** Written exercise **
Gather all lines in the records below that include the word "天水市卫生学校".

Extracted records:

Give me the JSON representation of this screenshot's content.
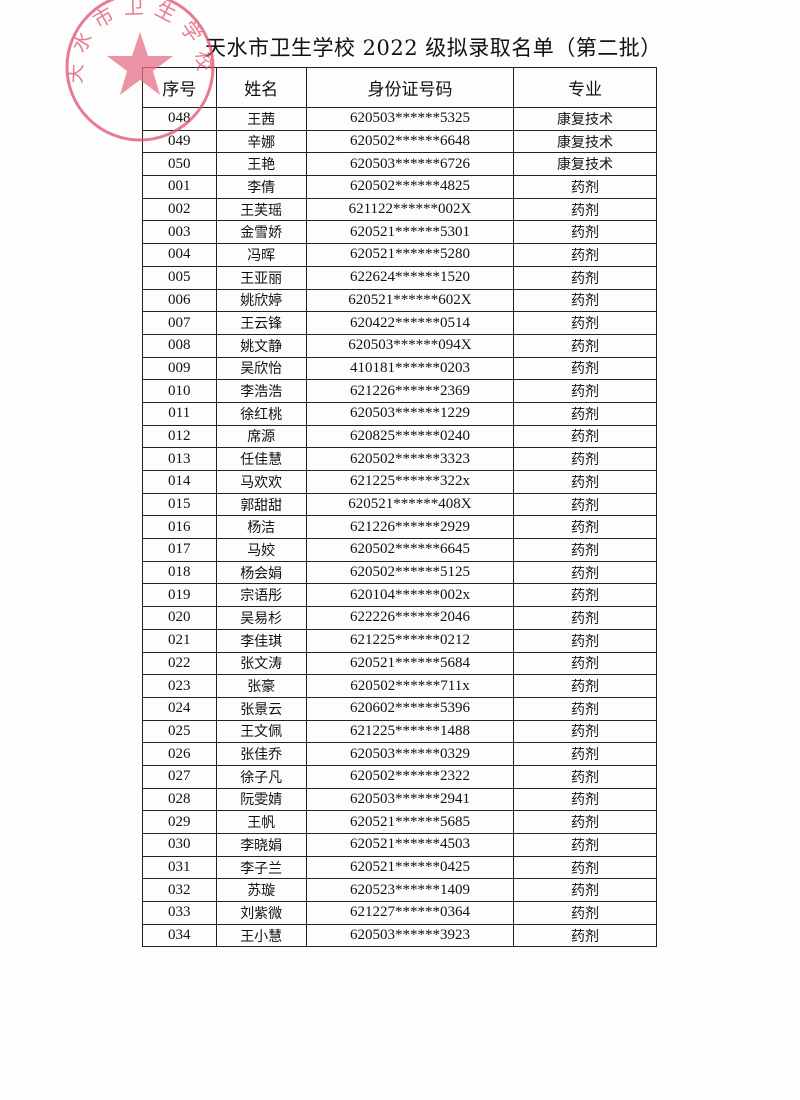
{
  "document": {
    "title": "天水市卫生学校 2022 级拟录取名单（第二批）",
    "stamp_text": "天水市卫生学校",
    "stamp_color": "#e0506e",
    "columns": [
      "序号",
      "姓名",
      "身份证号码",
      "专业"
    ],
    "rows": [
      [
        "048",
        "王茜",
        "620503******5325",
        "康复技术"
      ],
      [
        "049",
        "辛娜",
        "620502******6648",
        "康复技术"
      ],
      [
        "050",
        "王艳",
        "620503******6726",
        "康复技术"
      ],
      [
        "001",
        "李倩",
        "620502******4825",
        "药剂"
      ],
      [
        "002",
        "王芙瑶",
        "621122******002X",
        "药剂"
      ],
      [
        "003",
        "金雪娇",
        "620521******5301",
        "药剂"
      ],
      [
        "004",
        "冯晖",
        "620521******5280",
        "药剂"
      ],
      [
        "005",
        "王亚丽",
        "622624******1520",
        "药剂"
      ],
      [
        "006",
        "姚欣婷",
        "620521******602X",
        "药剂"
      ],
      [
        "007",
        "王云锋",
        "620422******0514",
        "药剂"
      ],
      [
        "008",
        "姚文静",
        "620503******094X",
        "药剂"
      ],
      [
        "009",
        "吴欣怡",
        "410181******0203",
        "药剂"
      ],
      [
        "010",
        "李浩浩",
        "621226******2369",
        "药剂"
      ],
      [
        "011",
        "徐红桃",
        "620503******1229",
        "药剂"
      ],
      [
        "012",
        "席源",
        "620825******0240",
        "药剂"
      ],
      [
        "013",
        "任佳慧",
        "620502******3323",
        "药剂"
      ],
      [
        "014",
        "马欢欢",
        "621225******322x",
        "药剂"
      ],
      [
        "015",
        "郭甜甜",
        "620521******408X",
        "药剂"
      ],
      [
        "016",
        "杨洁",
        "621226******2929",
        "药剂"
      ],
      [
        "017",
        "马姣",
        "620502******6645",
        "药剂"
      ],
      [
        "018",
        "杨会娟",
        "620502******5125",
        "药剂"
      ],
      [
        "019",
        "宗语彤",
        "620104******002x",
        "药剂"
      ],
      [
        "020",
        "吴易杉",
        "622226******2046",
        "药剂"
      ],
      [
        "021",
        "李佳琪",
        "621225******0212",
        "药剂"
      ],
      [
        "022",
        "张文涛",
        "620521******5684",
        "药剂"
      ],
      [
        "023",
        "张豪",
        "620502******711x",
        "药剂"
      ],
      [
        "024",
        "张景云",
        "620602******5396",
        "药剂"
      ],
      [
        "025",
        "王文佩",
        "621225******1488",
        "药剂"
      ],
      [
        "026",
        "张佳乔",
        "620503******0329",
        "药剂"
      ],
      [
        "027",
        "徐子凡",
        "620502******2322",
        "药剂"
      ],
      [
        "028",
        "阮雯婧",
        "620503******2941",
        "药剂"
      ],
      [
        "029",
        "王帆",
        "620521******5685",
        "药剂"
      ],
      [
        "030",
        "李晓娟",
        "620521******4503",
        "药剂"
      ],
      [
        "031",
        "李子兰",
        "620521******0425",
        "药剂"
      ],
      [
        "032",
        "苏璇",
        "620523******1409",
        "药剂"
      ],
      [
        "033",
        "刘紫微",
        "621227******0364",
        "药剂"
      ],
      [
        "034",
        "王小慧",
        "620503******3923",
        "药剂"
      ]
    ]
  }
}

** Written answer **
    "title": "天水市卫生学校 2022 级拟录取名单（第二批）",
    "stamp_text": "天水市卫生学校",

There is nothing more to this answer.